-- START OF GIVEN DATA --

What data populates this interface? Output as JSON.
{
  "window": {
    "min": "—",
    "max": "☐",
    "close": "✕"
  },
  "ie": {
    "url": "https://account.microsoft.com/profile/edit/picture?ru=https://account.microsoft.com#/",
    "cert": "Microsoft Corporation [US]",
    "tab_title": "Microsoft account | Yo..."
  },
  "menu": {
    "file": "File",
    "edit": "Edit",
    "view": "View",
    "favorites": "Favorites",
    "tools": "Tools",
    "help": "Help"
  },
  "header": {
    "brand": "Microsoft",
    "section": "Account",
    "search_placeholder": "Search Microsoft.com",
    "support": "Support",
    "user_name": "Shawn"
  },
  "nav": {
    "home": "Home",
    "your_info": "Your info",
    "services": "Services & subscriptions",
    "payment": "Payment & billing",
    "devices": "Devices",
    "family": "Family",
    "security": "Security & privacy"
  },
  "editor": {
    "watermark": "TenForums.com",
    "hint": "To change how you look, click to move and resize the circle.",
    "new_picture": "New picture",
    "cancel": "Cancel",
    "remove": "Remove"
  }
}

-- END OF GIVEN DATA --

(TASK):
Word for word, extract all the records.

(RESULT):
What data populates this interface? Output as JSON.
{
  "window": {
    "min": "—",
    "max": "☐",
    "close": "✕"
  },
  "ie": {
    "url": "https://account.microsoft.com/profile/edit/picture?ru=https://account.microsoft.com#/",
    "cert": "Microsoft Corporation [US]",
    "tab_title": "Microsoft account | Yo..."
  },
  "menu": {
    "file": "File",
    "edit": "Edit",
    "view": "View",
    "favorites": "Favorites",
    "tools": "Tools",
    "help": "Help"
  },
  "header": {
    "brand": "Microsoft",
    "section": "Account",
    "search_placeholder": "Search Microsoft.com",
    "support": "Support",
    "user_name": "Shawn"
  },
  "nav": {
    "home": "Home",
    "your_info": "Your info",
    "services": "Services & subscriptions",
    "payment": "Payment & billing",
    "devices": "Devices",
    "family": "Family",
    "security": "Security & privacy"
  },
  "editor": {
    "watermark": "TenForums.com",
    "hint": "To change how you look, click to move and resize the circle.",
    "new_picture": "New picture",
    "cancel": "Cancel",
    "remove": "Remove"
  }
}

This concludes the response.